Directions for this task — Transcribe the listing exactly, leaving out every picture.

Dataset items —
▼
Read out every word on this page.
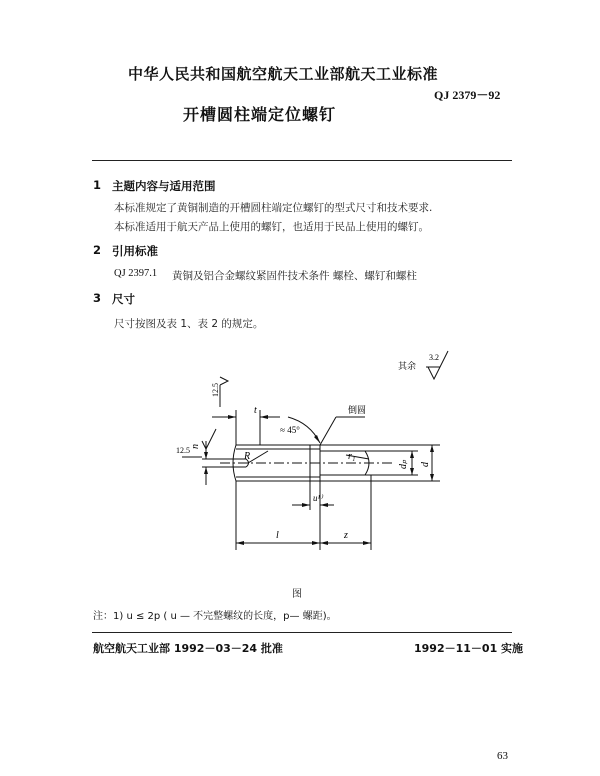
中华人民共和国航空航天工业部航天工业标准
QJ 2379－92
开槽圆柱端定位螺钉
1 主题内容与适用范围
本标准规定了黄铜制造的开槽圆柱端定位螺钉的型式尺寸和技术要求.
本标准适用于航天产品上使用的螺钉，也适用于民品上使用的螺钉。
2 引用标准
QJ 2397.1 黄铜及铝合金螺纹紧固件技术条件 螺栓、螺钉和螺柱
3 尺寸
尺寸按图及表 1、表 2 的规定。
其余
3.2
12.5
12.5
倒圆
≈ 45°
t
n
R	r₁
dₚ d
u¹⁾
l	z
图
注：1) u ≤ 2p ( u — 不完整螺纹的长度，p— 螺距)。
航空航天工业部 1992－03－24 批准	1992－11－01 实施
63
▲
Response for this exercise —
Read out every word on this page.
中华人民共和国航空航天工业部航天工业标准
QJ 2379－92
开槽圆柱端定位螺钉
1 主题内容与适用范围
本标准规定了黄铜制造的开槽圆柱端定位螺钉的型式尺寸和技术要求.
本标准适用于航天产品上使用的螺钉，也适用于民品上使用的螺钉。
2 引用标准
QJ 2397.1 黄铜及铝合金螺纹紧固件技术条件 螺栓、螺钉和螺柱
3 尺寸
尺寸按图及表 1、表 2 的规定。
其余
3.2
12.5
12.5
倒圆
≈ 45°
t
n
R	r₁
dₚ d
u¹⁾
l	z
图
注：1) u ≤ 2p ( u — 不完整螺纹的长度，p— 螺距)。
航空航天工业部 1992－03－24 批准	1992－11－01 实施
63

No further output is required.